1986’da zamanın TC Başbakanı T.Özal ile birlikte Kıbrıs’ı ziyaret etmiş olan Türkiyenin ünlü sanayici ve iş adamlarından Ali Koçman’ın buradaki durumları gördükten sonra söyledikleri hâlâ belleklerdedir: “Türkiye’ye döner dönmez Yeniköy’de veya Büyükada’da 150 bin kişinin yaşadığı bölgelerde Cumhuriyet ilan edecek ve hükümet kuracağım.”
Cenevre toplantısı sırasında zamanın TC Dışişleri Bakanı Turan Güneş’in, aralarında Güneri Civaoğlu’nun da bulunduğu Türkiyeli gazetecilere söyledikleri ise daha anlamlıdır: “Hele biz oraya kadar ilerleyelim. Adanın yarısını alalım, oldu-bittiyi yapalım...20 yılda sökemezler bizi oradan. Ondan sonrası da Allah kerim. Birbirini tanımayan, birbirinden farklı Türk ve Rum nesilleri artık birarada kimse yaşatamaz.”(Sabah, 19 Temmuz 1994)

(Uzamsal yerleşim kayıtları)
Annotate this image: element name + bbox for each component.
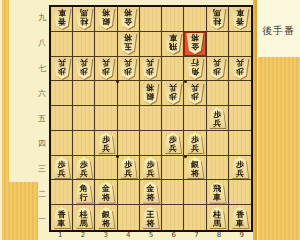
piece-face: 飛車 [164, 33, 182, 54]
board-cell-6-9[interactable] [162, 7, 184, 32]
file-label: 5 [140, 231, 163, 240]
piece-gote-ginsho[interactable]: 銀将 [97, 207, 115, 228]
board-cell-6-4[interactable]: 歩兵 [162, 131, 184, 156]
piece-gote-kinsho[interactable]: 金将 [97, 182, 115, 203]
hoshi-dot [116, 155, 119, 158]
board-cell-5-4[interactable] [140, 131, 162, 156]
rank-label: 二 [36, 182, 48, 207]
board-cell-7-7[interactable]: 角行 [184, 57, 206, 82]
rank-label: 三 [36, 156, 48, 181]
hoshi-dot [184, 80, 187, 83]
board-cell-8-6[interactable] [207, 81, 229, 106]
board-cell-7-4[interactable]: 歩兵 [184, 131, 206, 156]
board-cell-2-2[interactable]: 角行 [73, 180, 95, 205]
shogi-app: 後手番 九八七六五四三二一 123456789 香車桂馬銀将金将桂馬香車玉将飛車… [0, 0, 300, 240]
file-label: 1 [49, 231, 72, 240]
board-cell-9-4[interactable] [229, 131, 251, 156]
piece-face: 歩兵 [208, 58, 226, 79]
piece-sente-kinsho[interactable]: 金将 [119, 8, 137, 29]
file-label: 4 [117, 231, 140, 240]
board-cell-1-5[interactable] [51, 106, 73, 131]
board-cell-7-3[interactable]: 銀将 [184, 156, 206, 181]
piece-sente-fu[interactable]: 歩兵 [164, 83, 182, 104]
board-cell-4-2[interactable] [118, 180, 140, 205]
board-cell-6-3[interactable] [162, 156, 184, 181]
piece-face: 歩兵 [53, 157, 71, 178]
rank-label: 八 [36, 30, 48, 55]
piece-face: 桂馬 [208, 207, 226, 228]
rank-labels: 九八七六五四三二一 [36, 5, 48, 232]
file-label: 9 [230, 231, 253, 240]
piece-sente-hisha[interactable]: 飛車 [164, 33, 182, 54]
piece-sente-keima[interactable]: 桂馬 [208, 8, 226, 29]
board-cell-9-2[interactable] [229, 180, 251, 205]
piece-face: 桂馬 [208, 8, 226, 29]
board-cell-6-7[interactable] [162, 57, 184, 82]
rank-label: 九 [36, 5, 48, 30]
rank-label: 四 [36, 131, 48, 156]
hoshi-dot [184, 155, 187, 158]
board-cell-5-2[interactable]: 金将 [140, 180, 162, 205]
board-cell-2-6[interactable] [73, 81, 95, 106]
board-cell-5-8[interactable] [140, 32, 162, 57]
board-cell-4-6[interactable] [118, 81, 140, 106]
piece-face: 香車 [231, 8, 249, 29]
board-cell-7-6[interactable]: 歩兵 [184, 81, 206, 106]
board-cell-2-7[interactable]: 歩兵 [73, 57, 95, 82]
file-label: 6 [162, 231, 185, 240]
piece-face: 銀将 [97, 207, 115, 228]
piece-face: 金将 [97, 182, 115, 203]
board-cell-2-8[interactable] [73, 32, 95, 57]
board-cell-5-6[interactable]: 銀将 [140, 81, 162, 106]
piece-face: 歩兵 [231, 58, 249, 79]
rank-label: 七 [36, 55, 48, 80]
board-cell-6-2[interactable] [162, 180, 184, 205]
piece-face: 歩兵 [119, 58, 137, 79]
board-cell-4-3[interactable]: 歩兵 [118, 156, 140, 181]
board-cell-3-8[interactable] [95, 32, 117, 57]
piece-face: 金将 [186, 33, 204, 54]
board-cell-5-3[interactable]: 歩兵 [140, 156, 162, 181]
board-cell-8-1[interactable]: 桂馬 [207, 205, 229, 230]
piece-gote-kyosha[interactable]: 香車 [53, 207, 71, 228]
piece-face: 桂馬 [75, 207, 93, 228]
piece-sente-kyosha[interactable]: 香車 [53, 8, 71, 29]
piece-face: 香車 [231, 207, 249, 228]
piece-gote-kakugyo[interactable]: 角行 [75, 182, 93, 203]
shogi-board: 香車桂馬銀将金将桂馬香車玉将飛車金将歩兵歩兵歩兵歩兵歩兵角行歩兵歩兵銀将歩兵歩兵… [49, 5, 253, 232]
piece-sente-fu[interactable]: 歩兵 [231, 58, 249, 79]
piece-face: 歩兵 [97, 58, 115, 79]
board-cell-7-9[interactable] [184, 7, 206, 32]
turn-indicator: 後手番 [257, 24, 300, 38]
rank-label: 一 [36, 207, 48, 232]
board-cell-6-6[interactable]: 歩兵 [162, 81, 184, 106]
board-cell-4-5[interactable] [118, 106, 140, 131]
board-cell-5-5[interactable] [140, 106, 162, 131]
piece-face: 角行 [75, 182, 93, 203]
piece-gote-fu[interactable]: 歩兵 [208, 107, 226, 128]
board-cell-1-4[interactable] [51, 131, 73, 156]
board-cell-4-7[interactable]: 歩兵 [118, 57, 140, 82]
piece-sente-fu[interactable]: 歩兵 [53, 58, 71, 79]
board-cell-8-2[interactable]: 飛車 [207, 180, 229, 205]
board-cell-9-8[interactable] [229, 32, 251, 57]
board-cell-3-2[interactable]: 金将 [95, 180, 117, 205]
piece-face: 銀将 [141, 83, 159, 104]
board-cell-6-8[interactable]: 飛車 [162, 32, 184, 57]
piece-face: 飛車 [208, 182, 226, 203]
board-cell-1-1[interactable]: 香車 [51, 205, 73, 230]
piece-gote-fu[interactable]: 歩兵 [119, 157, 137, 178]
piece-face: 歩兵 [75, 157, 93, 178]
board-cell-3-5[interactable] [95, 106, 117, 131]
file-label: 7 [185, 231, 208, 240]
piece-face: 銀将 [97, 8, 115, 29]
piece-gote-fu[interactable]: 歩兵 [186, 132, 204, 153]
board-cell-8-5[interactable]: 歩兵 [207, 106, 229, 131]
piece-face: 桂馬 [75, 8, 93, 29]
board-cell-4-4[interactable] [118, 131, 140, 156]
piece-face: 歩兵 [75, 58, 93, 79]
piece-face: 銀将 [186, 157, 204, 178]
piece-sente-fu[interactable]: 歩兵 [119, 58, 137, 79]
board-cell-1-9[interactable]: 香車 [51, 7, 73, 32]
piece-sente-fu[interactable]: 歩兵 [75, 58, 93, 79]
piece-gote-ginsho[interactable]: 銀将 [186, 157, 204, 178]
board-cell-1-6[interactable] [51, 81, 73, 106]
piece-gote-fu[interactable]: 歩兵 [75, 157, 93, 178]
piece-face: 歩兵 [164, 132, 182, 153]
piece-gote-keima[interactable]: 桂馬 [208, 207, 226, 228]
board-cell-3-7[interactable]: 歩兵 [95, 57, 117, 82]
board-cell-4-8[interactable]: 玉将 [118, 32, 140, 57]
board-cell-2-5[interactable] [73, 106, 95, 131]
board-cell-4-1[interactable] [118, 205, 140, 230]
piece-sente-keima[interactable]: 桂馬 [75, 8, 93, 29]
piece-gote-fu[interactable]: 歩兵 [53, 157, 71, 178]
board-cell-8-8[interactable] [207, 32, 229, 57]
board-cell-7-2[interactable] [184, 180, 206, 205]
board-cell-3-1[interactable]: 銀将 [95, 205, 117, 230]
board-cell-7-1[interactable] [184, 205, 206, 230]
board-cell-5-9[interactable] [140, 7, 162, 32]
board-cell-2-1[interactable]: 桂馬 [73, 205, 95, 230]
piece-sente-fu[interactable]: 歩兵 [141, 58, 159, 79]
file-label: 3 [94, 231, 117, 240]
piece-gote-kyosha[interactable]: 香車 [231, 207, 249, 228]
piece-face: 歩兵 [208, 107, 226, 128]
hoshi-dot [116, 80, 119, 83]
piece-face: 歩兵 [141, 58, 159, 79]
board-cell-9-1[interactable]: 香車 [229, 205, 251, 230]
piece-sente-kakugyo[interactable]: 角行 [186, 58, 204, 79]
piece-face: 歩兵 [186, 132, 204, 153]
piece-gote-fu[interactable]: 歩兵 [97, 132, 115, 153]
board-cell-8-3[interactable] [207, 156, 229, 181]
piece-gote-fu[interactable]: 歩兵 [141, 157, 159, 178]
piece-face: 歩兵 [164, 83, 182, 104]
piece-gote-kinsho[interactable]: 金将 [141, 182, 159, 203]
board-cell-8-9[interactable]: 桂馬 [207, 7, 229, 32]
board-cell-9-5[interactable] [229, 106, 251, 131]
board-cell-3-4[interactable]: 歩兵 [95, 131, 117, 156]
piece-sente-gyokusho[interactable]: 玉将 [119, 33, 137, 54]
piece-face: 玉将 [119, 33, 137, 54]
piece-sente-ginsho[interactable]: 銀将 [141, 83, 159, 104]
board-cell-2-9[interactable]: 桂馬 [73, 7, 95, 32]
board-cell-9-9[interactable]: 香車 [229, 7, 251, 32]
piece-face: 歩兵 [231, 157, 249, 178]
piece-gote-hisha[interactable]: 飛車 [208, 182, 226, 203]
board-cell-1-3[interactable]: 歩兵 [51, 156, 73, 181]
board-cell-6-1[interactable] [162, 205, 184, 230]
board-cell-7-8[interactable]: 金将 [184, 32, 206, 57]
board-cell-8-4[interactable] [207, 131, 229, 156]
board-cell-5-1[interactable]: 王将 [140, 205, 162, 230]
piece-face: 香車 [53, 8, 71, 29]
board-cell-3-3[interactable] [95, 156, 117, 181]
board-cell-9-7[interactable]: 歩兵 [229, 57, 251, 82]
board-cell-1-7[interactable]: 歩兵 [51, 57, 73, 82]
piece-sente-fu[interactable]: 歩兵 [186, 83, 204, 104]
piece-face: 王将 [141, 207, 159, 228]
piece-face: 歩兵 [53, 58, 71, 79]
board-cell-1-8[interactable] [51, 32, 73, 57]
piece-gote-fu[interactable]: 歩兵 [231, 157, 249, 178]
piece-gote-keima[interactable]: 桂馬 [75, 207, 93, 228]
piece-face: 歩兵 [119, 157, 137, 178]
piece-sente-fu[interactable]: 歩兵 [208, 58, 226, 79]
rank-label: 六 [36, 81, 48, 106]
board-cell-1-2[interactable] [51, 180, 73, 205]
piece-sente-kyosha[interactable]: 香車 [231, 8, 249, 29]
file-labels: 123456789 [49, 231, 253, 240]
board-cell-3-6[interactable] [95, 81, 117, 106]
piece-gote-osho[interactable]: 王将 [141, 207, 159, 228]
board-cell-3-9[interactable]: 銀将 [95, 7, 117, 32]
board-cell-6-5[interactable] [162, 106, 184, 131]
piece-face: 歩兵 [186, 83, 204, 104]
piece-face: 金将 [141, 182, 159, 203]
file-label: 2 [72, 231, 95, 240]
board-cell-9-3[interactable]: 歩兵 [229, 156, 251, 181]
piece-sente-kinsho[interactable]: 金将 [186, 33, 204, 54]
piece-face: 角行 [186, 58, 204, 79]
background-block-bottom-left [2, 182, 38, 240]
rank-label: 五 [36, 106, 48, 131]
board-cell-8-7[interactable]: 歩兵 [207, 57, 229, 82]
board-cell-9-6[interactable] [229, 81, 251, 106]
board-cell-4-9[interactable]: 金将 [118, 7, 140, 32]
piece-sente-ginsho[interactable]: 銀将 [97, 8, 115, 29]
board-cell-5-7[interactable]: 歩兵 [140, 57, 162, 82]
piece-face: 歩兵 [97, 132, 115, 153]
piece-sente-fu[interactable]: 歩兵 [97, 58, 115, 79]
board-cell-2-4[interactable] [73, 131, 95, 156]
board-cell-2-3[interactable]: 歩兵 [73, 156, 95, 181]
piece-face: 香車 [53, 207, 71, 228]
piece-face: 歩兵 [141, 157, 159, 178]
piece-face: 金将 [119, 8, 137, 29]
piece-gote-fu[interactable]: 歩兵 [164, 132, 182, 153]
background-block-bottom-right [258, 57, 300, 240]
file-label: 8 [208, 231, 231, 240]
board-cell-7-5[interactable] [184, 106, 206, 131]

(Çalışılacak görevler)
1. Kıbrıs'la ilgili alıntıya göre Ali Koçman, Türkiye'ye döner dönmez hangi yerlerde Cumhuriyet ilan edeceğini söylemiştir?
2. Kayıtlarda "piece-face: 飛車 [164, 33, 182, 54]" ifadesini içeren satırdan başlayıp "board-cell-5-2[interactable]: 金将 [140, 180, 162, 205]" ifadesini içeren satırdan sonra durarak bu satırları Sıra ve Kayıt sütunlu bir Markdown tablosu olarak ifade edin. Boş satırları tabloya almayın.
Metin ile kayıtlar arasında herhangi bir bağlantı yoktur.

(Görev çıktıları)
1. Yeniköy'de veya Büyükada'da.

2.
| Sıra | Kayıt |
|---|---|
| 1 | piece-face: 飛車 [164, 33, 182, 54] |
| 2 | board-cell-6-9[interactable] [162, 7, 184, 32] |
| 3 | file-label: 5 [140, 231, 163, 240] |
| 4 | piece-gote-ginsho[interactable]: 銀将 [97, 207, 115, 228] |
| 5 | board-cell-6-4[interactable]: 歩兵 [162, 131, 184, 156] |
| 6 | piece-gote-kinsho[interactable]: 金将 [97, 182, 115, 203] |
| 7 | hoshi-dot [116, 155, 119, 158] |
| 8 | board-cell-5-4[interactable] [140, 131, 162, 156] |
| 9 | rank-label: 二 [36, 182, 48, 207] |
| 10 | board-cell-7-7[interactable]: 角行 [184, 57, 206, 82] |
| 11 | rank-label: 三 [36, 156, 48, 181] |
| 12 | hoshi-dot [184, 80, 187, 83] |
| 13 | board-cell-8-6[interactable] [207, 81, 229, 106] |
| 14 | board-cell-7-4[interactable]: 歩兵 [184, 131, 206, 156] |
| 15 | board-cell-2-2[interactable]: 角行 [73, 180, 95, 205] |
| 16 | shogi-app: 後手番 九八七六五四三二一 123456789 香車桂馬銀将金将桂馬香車玉将飛車… [0, 0, 300, 240] |
| 17 | file-label: 1 [49, 231, 72, 240] |
| 18 | board-cell-9-4[interactable] [229, 131, 251, 156] |
| 19 | piece-face: 歩兵 [208, 58, 226, 79] |
| 20 | piece-sente-kinsho[interactable]: 金将 [119, 8, 137, 29] |
| 21 | file-label: 4 [117, 231, 140, 240] |
| 22 | board-cell-1-5[interactable] [51, 106, 73, 131] |
| 23 | board-cell-7-3[interactable]: 銀将 [184, 156, 206, 181] |
| 24 | piece-sente-fu[interactable]: 歩兵 [164, 83, 182, 104] |
| 25 | board-cell-4-2[interactable] [118, 180, 140, 205] |
| 26 | board-cell-6-3[interactable] [162, 156, 184, 181] |
| 27 | piece-face: 歩兵 [53, 157, 71, 178] |
| 28 | rank-label: 八 [36, 30, 48, 55] |
| 29 | piece-face: 桂馬 [208, 207, 226, 228] |
| 30 | rank-labels: 九八七六五四三二一 [36, 5, 48, 232] |
| 31 | file-label: 9 [230, 231, 253, 240] |
| 32 | piece-sente-hisha[interactable]: 飛車 [164, 33, 182, 54] |
| 33 | piece-sente-keima[interactable]: 桂馬 [208, 8, 226, 29] |
| 34 | board-cell-9-2[interactable] [229, 180, 251, 205] |
| 35 | piece-face: 桂馬 [208, 8, 226, 29] |
| 36 | board-cell-6-7[interactable] [162, 57, 184, 82] |
| 37 | rank-label: 九 [36, 5, 48, 30] |
| 38 | rank-label: 四 [36, 131, 48, 156] |
| 39 | hoshi-dot [184, 155, 187, 158] |
| 40 | board-cell-5-2[interactable]: 金将 [140, 180, 162, 205] |